Copy each line below in which the word "color" occurs.

====== Data rows ======

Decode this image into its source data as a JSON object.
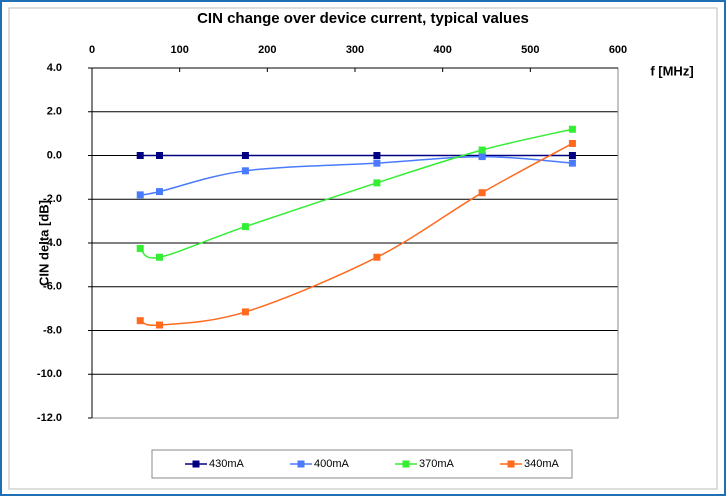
{
  "chart_data": {
    "type": "line",
    "title": "CIN change over device current, typical values",
    "xlabel": "f [MHz]",
    "ylabel": "CIN delta [dB]",
    "x": [
      55,
      77,
      175,
      325,
      445,
      548
    ],
    "series": [
      {
        "name": "430mA",
        "color": "#000080",
        "values": [
          0,
          0,
          0,
          0,
          0,
          0
        ]
      },
      {
        "name": "400mA",
        "color": "#4a7bff",
        "values": [
          -1.8,
          -1.65,
          -0.7,
          -0.35,
          -0.05,
          -0.35
        ]
      },
      {
        "name": "370mA",
        "color": "#33ee33",
        "values": [
          -4.25,
          -4.65,
          -3.25,
          -1.25,
          0.25,
          1.2
        ]
      },
      {
        "name": "340mA",
        "color": "#ff6a1f",
        "values": [
          -7.55,
          -7.75,
          -7.15,
          -4.65,
          -1.7,
          0.55
        ]
      }
    ],
    "xlim": [
      0,
      600
    ],
    "xticks": [
      0,
      100,
      200,
      300,
      400,
      500,
      600
    ],
    "ylim": [
      -12,
      4
    ],
    "yticks": [
      {
        "value": 4,
        "label": "4.0"
      },
      {
        "value": 2,
        "label": "2.0"
      },
      {
        "value": 0,
        "label": "0.0"
      },
      {
        "value": -2,
        "label": "-2.0"
      },
      {
        "value": -4,
        "label": "-4.0"
      },
      {
        "value": -6,
        "label": "-6.0"
      },
      {
        "value": -8,
        "label": "-8.0"
      },
      {
        "value": -10,
        "label": "-10.0"
      },
      {
        "value": -12,
        "label": "-12.0"
      }
    ],
    "grid": true,
    "smooth": true,
    "legend": "bottom"
  }
}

======

Answer to the exercise:
        "color": "#000080",
        "color": "#4a7bff",
        "color": "#33ee33",
        "color": "#ff6a1f",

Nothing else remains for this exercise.